## Work instructions
Reproduce the data below line for line, changing nothing.
================
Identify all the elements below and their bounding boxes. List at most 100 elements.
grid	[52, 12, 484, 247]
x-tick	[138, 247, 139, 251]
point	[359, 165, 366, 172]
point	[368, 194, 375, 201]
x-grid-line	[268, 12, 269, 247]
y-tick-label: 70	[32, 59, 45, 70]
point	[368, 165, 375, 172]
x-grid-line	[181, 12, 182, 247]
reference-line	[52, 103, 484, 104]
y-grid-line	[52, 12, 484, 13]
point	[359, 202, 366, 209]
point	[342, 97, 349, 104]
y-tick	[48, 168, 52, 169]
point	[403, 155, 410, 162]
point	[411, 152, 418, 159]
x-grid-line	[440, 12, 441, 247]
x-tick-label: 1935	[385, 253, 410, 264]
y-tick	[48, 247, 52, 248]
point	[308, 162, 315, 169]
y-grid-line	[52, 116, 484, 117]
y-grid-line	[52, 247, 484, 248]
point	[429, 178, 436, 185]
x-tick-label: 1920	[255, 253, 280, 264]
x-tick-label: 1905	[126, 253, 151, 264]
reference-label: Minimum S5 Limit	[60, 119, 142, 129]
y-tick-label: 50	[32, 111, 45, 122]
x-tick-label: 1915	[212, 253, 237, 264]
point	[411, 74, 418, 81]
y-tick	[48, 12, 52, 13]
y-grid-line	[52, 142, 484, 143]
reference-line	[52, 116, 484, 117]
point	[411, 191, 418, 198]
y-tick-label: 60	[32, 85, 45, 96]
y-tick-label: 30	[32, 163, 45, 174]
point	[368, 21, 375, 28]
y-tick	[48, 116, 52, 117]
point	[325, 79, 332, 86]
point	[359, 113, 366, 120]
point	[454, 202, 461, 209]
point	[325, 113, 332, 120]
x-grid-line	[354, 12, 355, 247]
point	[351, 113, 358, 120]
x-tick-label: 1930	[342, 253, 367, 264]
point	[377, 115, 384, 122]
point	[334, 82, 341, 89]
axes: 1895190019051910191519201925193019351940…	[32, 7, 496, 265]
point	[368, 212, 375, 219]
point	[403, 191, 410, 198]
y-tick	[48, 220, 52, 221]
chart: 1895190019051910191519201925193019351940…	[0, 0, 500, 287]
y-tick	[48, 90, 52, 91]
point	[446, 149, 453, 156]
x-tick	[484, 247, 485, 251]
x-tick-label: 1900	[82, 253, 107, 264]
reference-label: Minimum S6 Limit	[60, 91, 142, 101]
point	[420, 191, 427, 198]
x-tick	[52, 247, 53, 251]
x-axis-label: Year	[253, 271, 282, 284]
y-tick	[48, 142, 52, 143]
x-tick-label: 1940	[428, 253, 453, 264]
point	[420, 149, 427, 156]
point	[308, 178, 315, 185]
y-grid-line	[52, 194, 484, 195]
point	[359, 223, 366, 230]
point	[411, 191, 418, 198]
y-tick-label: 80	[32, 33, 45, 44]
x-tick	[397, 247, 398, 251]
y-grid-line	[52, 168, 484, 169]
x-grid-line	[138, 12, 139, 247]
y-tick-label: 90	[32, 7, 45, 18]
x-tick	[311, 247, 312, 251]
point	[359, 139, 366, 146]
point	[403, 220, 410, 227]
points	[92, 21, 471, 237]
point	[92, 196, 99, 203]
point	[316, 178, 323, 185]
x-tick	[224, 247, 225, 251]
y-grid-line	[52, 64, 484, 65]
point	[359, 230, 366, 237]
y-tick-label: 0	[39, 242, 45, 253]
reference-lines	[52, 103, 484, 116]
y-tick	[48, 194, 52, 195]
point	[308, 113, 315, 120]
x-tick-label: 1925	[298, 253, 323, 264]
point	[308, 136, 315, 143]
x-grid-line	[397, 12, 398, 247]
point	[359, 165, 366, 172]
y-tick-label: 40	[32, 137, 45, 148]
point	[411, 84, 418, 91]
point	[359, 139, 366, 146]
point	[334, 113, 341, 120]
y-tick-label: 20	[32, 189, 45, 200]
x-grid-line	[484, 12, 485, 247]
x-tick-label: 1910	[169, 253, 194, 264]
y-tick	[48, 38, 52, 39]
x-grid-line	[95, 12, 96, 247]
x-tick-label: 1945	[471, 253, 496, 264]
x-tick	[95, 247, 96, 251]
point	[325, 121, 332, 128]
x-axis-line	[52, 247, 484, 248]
================
## Solution
Identify all the elements below and their bounding boxes. List at most 100 elements.
grid	[52, 12, 484, 247]
x-tick	[138, 247, 139, 251]
point	[359, 165, 366, 172]
point	[368, 194, 375, 201]
x-grid-line	[268, 12, 269, 247]
y-tick-label: 70	[32, 59, 45, 70]
point	[368, 165, 375, 172]
x-grid-line	[181, 12, 182, 247]
reference-line	[52, 103, 484, 104]
y-grid-line	[52, 12, 484, 13]
point	[359, 202, 366, 209]
point	[342, 97, 349, 104]
y-tick	[48, 168, 52, 169]
point	[403, 155, 410, 162]
point	[411, 152, 418, 159]
x-grid-line	[440, 12, 441, 247]
x-tick-label: 1935	[385, 253, 410, 264]
y-tick	[48, 247, 52, 248]
point	[308, 162, 315, 169]
y-grid-line	[52, 116, 484, 117]
y-grid-line	[52, 247, 484, 248]
point	[429, 178, 436, 185]
x-tick-label: 1920	[255, 253, 280, 264]
x-tick-label: 1905	[126, 253, 151, 264]
reference-label: Minimum S5 Limit	[60, 119, 142, 129]
y-tick-label: 50	[32, 111, 45, 122]
x-tick-label: 1915	[212, 253, 237, 264]
point	[411, 74, 418, 81]
y-tick	[48, 12, 52, 13]
y-grid-line	[52, 142, 484, 143]
reference-line	[52, 116, 484, 117]
point	[411, 191, 418, 198]
y-tick-label: 60	[32, 85, 45, 96]
y-tick-label: 30	[32, 163, 45, 174]
point	[368, 21, 375, 28]
y-tick	[48, 116, 52, 117]
point	[325, 79, 332, 86]
point	[359, 113, 366, 120]
point	[454, 202, 461, 209]
point	[325, 113, 332, 120]
x-grid-line	[354, 12, 355, 247]
point	[351, 113, 358, 120]
x-tick-label: 1930	[342, 253, 367, 264]
point	[377, 115, 384, 122]
point	[334, 82, 341, 89]
axes: 1895190019051910191519201925193019351940…	[32, 7, 496, 265]
point	[368, 212, 375, 219]
point	[403, 191, 410, 198]
y-tick	[48, 220, 52, 221]
chart: 1895190019051910191519201925193019351940…	[0, 0, 500, 287]
y-tick	[48, 90, 52, 91]
point	[446, 149, 453, 156]
x-tick	[484, 247, 485, 251]
x-tick-label: 1900	[82, 253, 107, 264]
reference-label: Minimum S6 Limit	[60, 91, 142, 101]
point	[420, 191, 427, 198]
x-tick	[52, 247, 53, 251]
x-axis-label: Year	[253, 271, 282, 284]
y-tick	[48, 142, 52, 143]
x-tick-label: 1940	[428, 253, 453, 264]
point	[420, 149, 427, 156]
point	[308, 178, 315, 185]
y-grid-line	[52, 194, 484, 195]
point	[359, 223, 366, 230]
point	[411, 191, 418, 198]
y-tick-label: 80	[32, 33, 45, 44]
x-tick	[397, 247, 398, 251]
y-grid-line	[52, 168, 484, 169]
x-grid-line	[138, 12, 139, 247]
y-tick-label: 90	[32, 7, 45, 18]
x-tick	[311, 247, 312, 251]
point	[359, 139, 366, 146]
point	[403, 220, 410, 227]
points	[92, 21, 471, 237]
point	[92, 196, 99, 203]
point	[316, 178, 323, 185]
x-tick	[224, 247, 225, 251]
y-grid-line	[52, 64, 484, 65]
point	[359, 230, 366, 237]
y-tick-label: 0	[39, 242, 45, 253]
reference-lines	[52, 103, 484, 116]
y-tick	[48, 194, 52, 195]
point	[308, 113, 315, 120]
x-tick-label: 1925	[298, 253, 323, 264]
point	[308, 136, 315, 143]
x-grid-line	[397, 12, 398, 247]
point	[359, 165, 366, 172]
y-tick-label: 40	[32, 137, 45, 148]
point	[411, 84, 418, 91]
point	[359, 139, 366, 146]
point	[334, 113, 341, 120]
y-tick-label: 20	[32, 189, 45, 200]
x-grid-line	[484, 12, 485, 247]
x-tick-label: 1910	[169, 253, 194, 264]
y-tick	[48, 38, 52, 39]
x-grid-line	[95, 12, 96, 247]
x-tick-label: 1945	[471, 253, 496, 264]
x-tick	[95, 247, 96, 251]
point	[325, 121, 332, 128]
x-axis-line	[52, 247, 484, 248]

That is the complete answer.